--- start RECORDS FOR THE TASK ---

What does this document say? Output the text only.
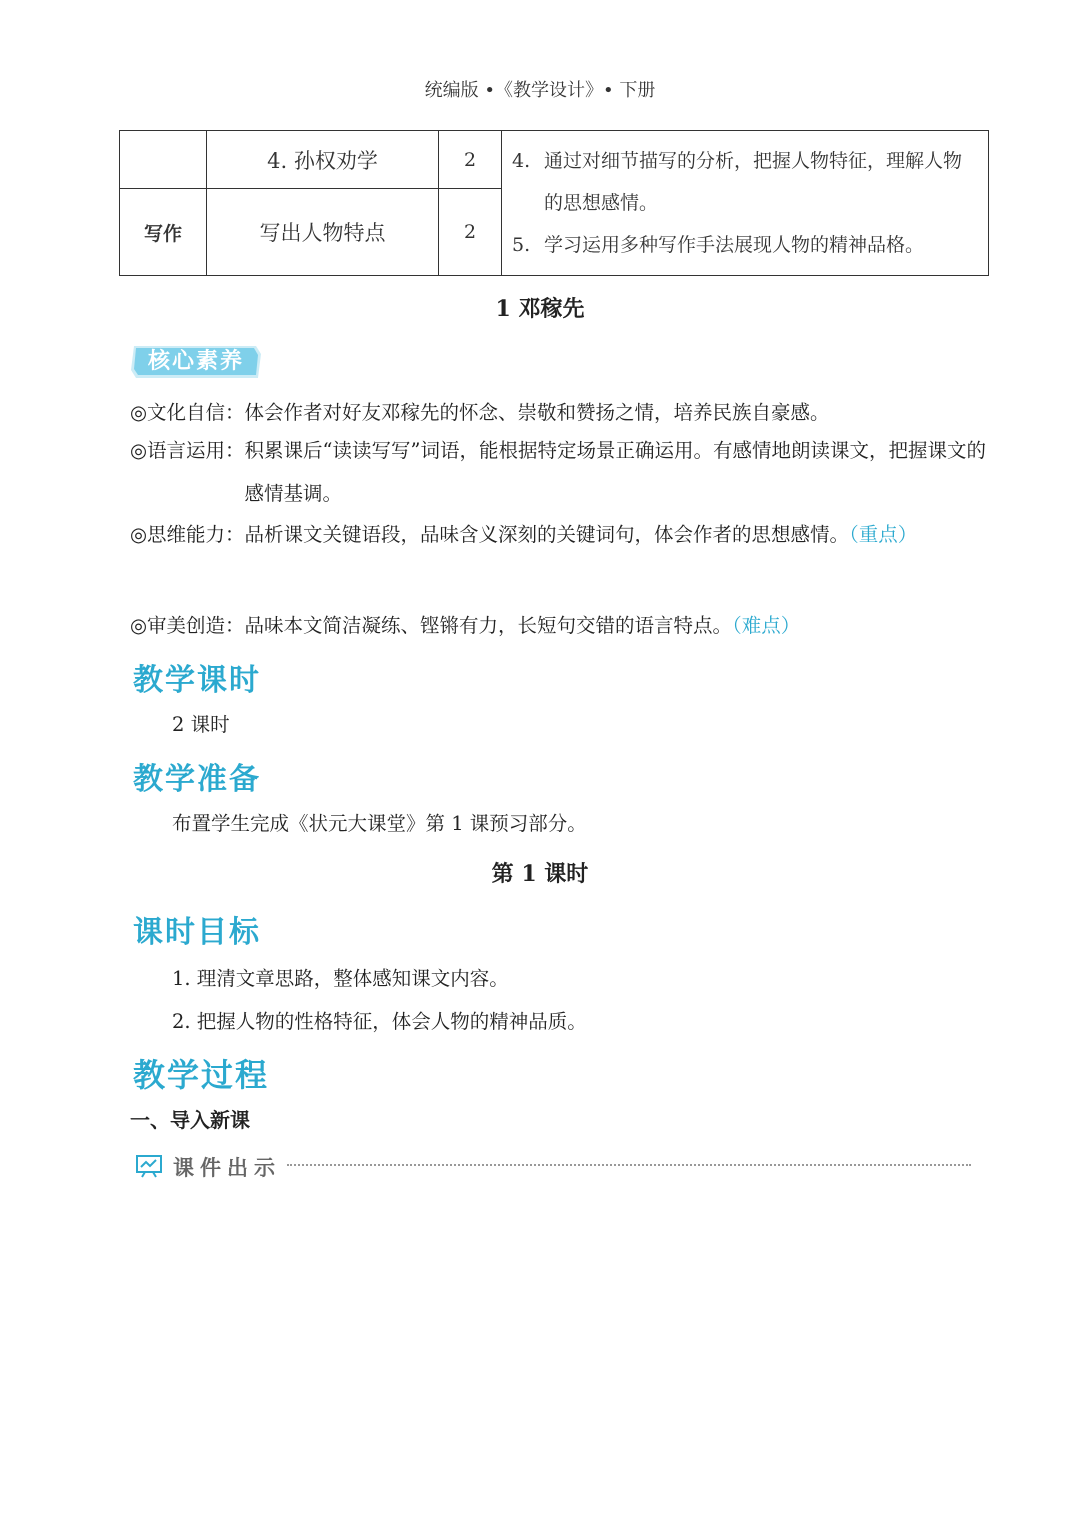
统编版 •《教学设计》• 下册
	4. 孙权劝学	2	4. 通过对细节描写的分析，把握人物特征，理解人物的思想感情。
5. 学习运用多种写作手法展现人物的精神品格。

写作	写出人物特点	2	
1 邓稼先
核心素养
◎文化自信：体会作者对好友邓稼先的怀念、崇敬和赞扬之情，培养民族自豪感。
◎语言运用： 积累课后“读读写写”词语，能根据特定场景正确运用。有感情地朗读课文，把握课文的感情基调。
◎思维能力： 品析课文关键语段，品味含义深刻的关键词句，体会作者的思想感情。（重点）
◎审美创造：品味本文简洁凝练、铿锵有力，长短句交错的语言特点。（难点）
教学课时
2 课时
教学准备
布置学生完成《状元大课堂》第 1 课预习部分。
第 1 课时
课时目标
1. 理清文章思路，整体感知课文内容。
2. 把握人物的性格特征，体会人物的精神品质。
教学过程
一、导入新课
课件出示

--- end RECORDS FOR THE TASK ---

*EXERCISE INSTRUCTIONS:*
Your task is to copy the entries in full and exactly, without any images.

*EXERCISE RESULT:*
What does this document say? Output the text only.
统编版 •《教学设计》• 下册
	4. 孙权劝学	2	4. 通过对细节描写的分析，把握人物特征，理解人物的思想感情。
5. 学习运用多种写作手法展现人物的精神品格。

写作	写出人物特点	2	
1 邓稼先
核心素养
◎文化自信：体会作者对好友邓稼先的怀念、崇敬和赞扬之情，培养民族自豪感。
◎语言运用： 积累课后“读读写写”词语，能根据特定场景正确运用。有感情地朗读课文，把握课文的感情基调。
◎思维能力： 品析课文关键语段，品味含义深刻的关键词句，体会作者的思想感情。（重点）
◎审美创造：品味本文简洁凝练、铿锵有力，长短句交错的语言特点。（难点）
教学课时
2 课时
教学准备
布置学生完成《状元大课堂》第 1 课预习部分。
第 1 课时
课时目标
1. 理清文章思路，整体感知课文内容。
2. 把握人物的性格特征，体会人物的精神品质。
教学过程
一、导入新课
课件出示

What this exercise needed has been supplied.